--- Data in this exercise ---
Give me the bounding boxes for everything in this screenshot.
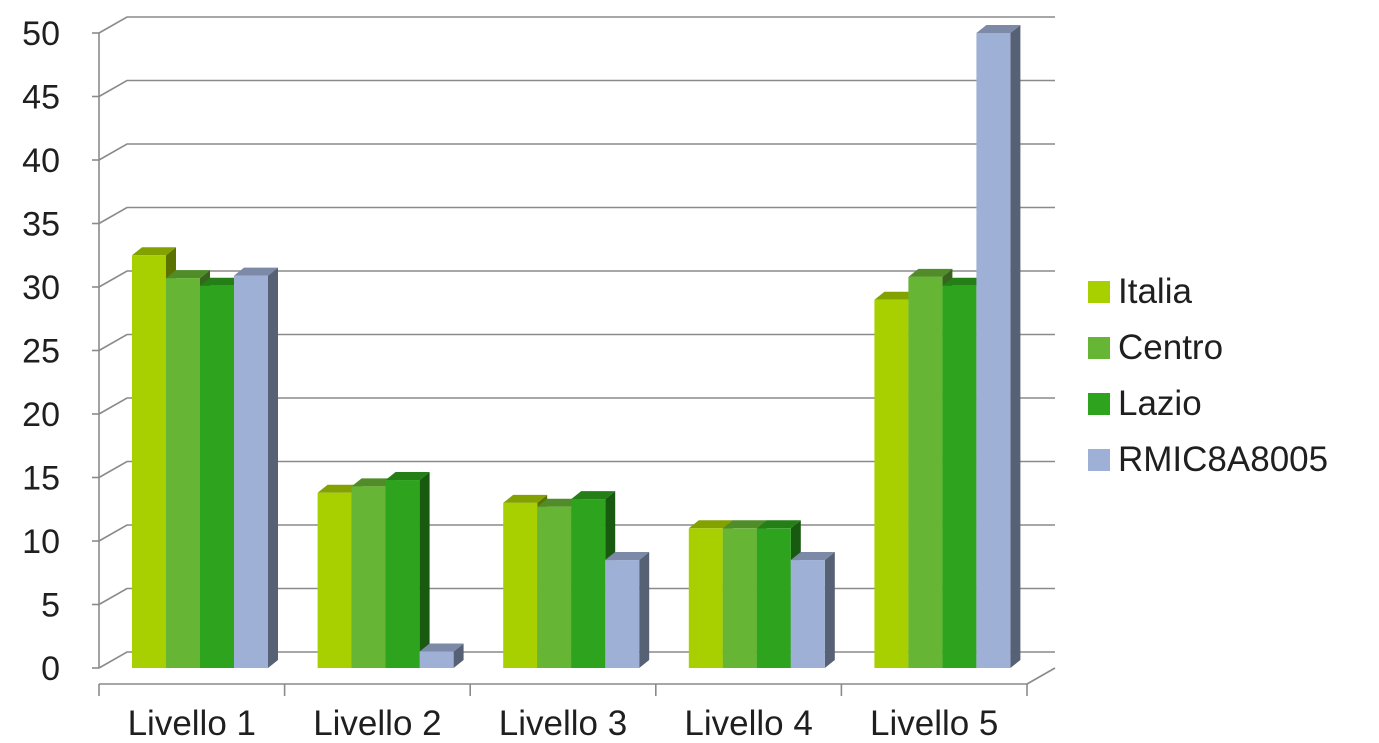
bar-top — [317, 484, 362, 493]
bar-side — [453, 643, 464, 668]
bar-front — [200, 285, 234, 668]
bar — [385, 472, 430, 668]
y-tick-label: 45 — [22, 79, 60, 117]
bar-side — [639, 552, 650, 668]
y-axis-tick-labels: 0 5 10 15 20 25 30 35 40 45 50 — [22, 15, 60, 688]
bar-top — [756, 520, 801, 529]
x-tick-label: Livello 1 — [128, 704, 256, 743]
bar-top — [419, 643, 464, 652]
y-tick-label: 35 — [22, 206, 60, 244]
bar-side — [419, 472, 430, 668]
gridlines — [92, 16, 1055, 669]
x-tick-label: Livello 2 — [313, 704, 441, 743]
bar-front — [317, 492, 352, 668]
y-tick-label: 50 — [22, 15, 60, 53]
bar — [790, 552, 835, 668]
x-axis: Livello 1 Livello 2 Livello 3 Livello 4 Live… — [98, 667, 1056, 743]
bar-top — [605, 552, 650, 561]
legend-label: RMIC8A8005 — [1118, 440, 1328, 479]
floor-edge — [1026, 667, 1056, 685]
bar-front — [874, 299, 909, 668]
bar-front — [942, 285, 977, 668]
legend-swatch — [1088, 393, 1110, 415]
y-tick-label: 0 — [41, 650, 60, 688]
bar — [605, 552, 650, 668]
gridline — [98, 460, 1055, 479]
bar-front — [790, 560, 825, 668]
bar-front — [166, 278, 200, 668]
bar-front — [385, 480, 420, 668]
legend-label: Italia — [1118, 272, 1192, 311]
bar-top — [200, 277, 244, 286]
bar-front — [908, 276, 943, 668]
bar-top — [166, 270, 210, 279]
bar-top — [790, 552, 835, 561]
bar-side — [268, 267, 278, 668]
bar-top — [571, 491, 616, 500]
bar-top — [132, 247, 176, 256]
bar-front — [503, 502, 538, 668]
bar-top — [976, 25, 1021, 33]
gridline — [98, 397, 1055, 415]
gridline — [98, 333, 1055, 352]
bar-front — [756, 528, 791, 668]
bar-top — [908, 268, 953, 277]
bar-top — [942, 277, 987, 286]
bar-top — [537, 498, 582, 507]
bar-front — [722, 528, 757, 668]
bar-front — [976, 33, 1011, 668]
bar-front — [571, 499, 606, 668]
legend-swatch — [1088, 449, 1110, 471]
gridline — [98, 270, 1055, 288]
y-tick-label: 5 — [41, 587, 60, 625]
bar — [419, 643, 464, 668]
bar-front — [234, 275, 268, 668]
gridline — [98, 79, 1055, 98]
bar-top — [503, 494, 548, 503]
y-tick-label: 30 — [22, 269, 60, 307]
bar-side — [824, 552, 835, 668]
y-tick-label: 20 — [22, 396, 60, 434]
legend-label: Centro — [1118, 328, 1223, 367]
x-tick-label: Livello 5 — [870, 704, 998, 743]
bar-front — [419, 651, 454, 668]
gridline — [98, 143, 1055, 161]
bar-top — [385, 472, 430, 481]
y-tick-label: 15 — [22, 460, 60, 498]
bar-top — [688, 520, 733, 529]
bar-top — [722, 520, 767, 529]
bar — [976, 25, 1021, 668]
gridline — [98, 206, 1055, 225]
legend-label: Lazio — [1118, 384, 1202, 423]
legend-swatch — [1088, 281, 1110, 303]
bar-top — [874, 291, 919, 300]
bar-front — [605, 560, 640, 668]
gridline — [98, 16, 1055, 34]
bar-top — [351, 478, 396, 487]
x-tick-label: Livello 3 — [499, 704, 627, 743]
legend: Italia Centro Lazio RMIC8A8005 — [1088, 272, 1328, 479]
y-tick-label: 40 — [22, 142, 60, 180]
bars — [132, 25, 1021, 668]
bar — [571, 491, 616, 668]
bar-side — [1010, 25, 1021, 668]
bar-front — [537, 506, 572, 668]
y-tick-label: 25 — [22, 333, 60, 371]
x-tick-label: Livello 4 — [684, 704, 812, 743]
legend-swatch — [1088, 337, 1110, 359]
y-tick-label: 10 — [22, 523, 60, 561]
bar-front — [351, 486, 386, 668]
bar-front — [132, 255, 166, 668]
bar-top — [234, 267, 278, 276]
bar — [234, 267, 278, 668]
bar-front — [688, 528, 723, 668]
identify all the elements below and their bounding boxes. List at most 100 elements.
---
-- Required task --
Which of the lines above contain the string "swatch"? Copy out each of them.

-- Output of the task --
legend-swatch — [1088, 393, 1110, 415]
legend-swatch — [1088, 449, 1110, 471]
legend-swatch — [1088, 281, 1110, 303]
legend-swatch — [1088, 337, 1110, 359]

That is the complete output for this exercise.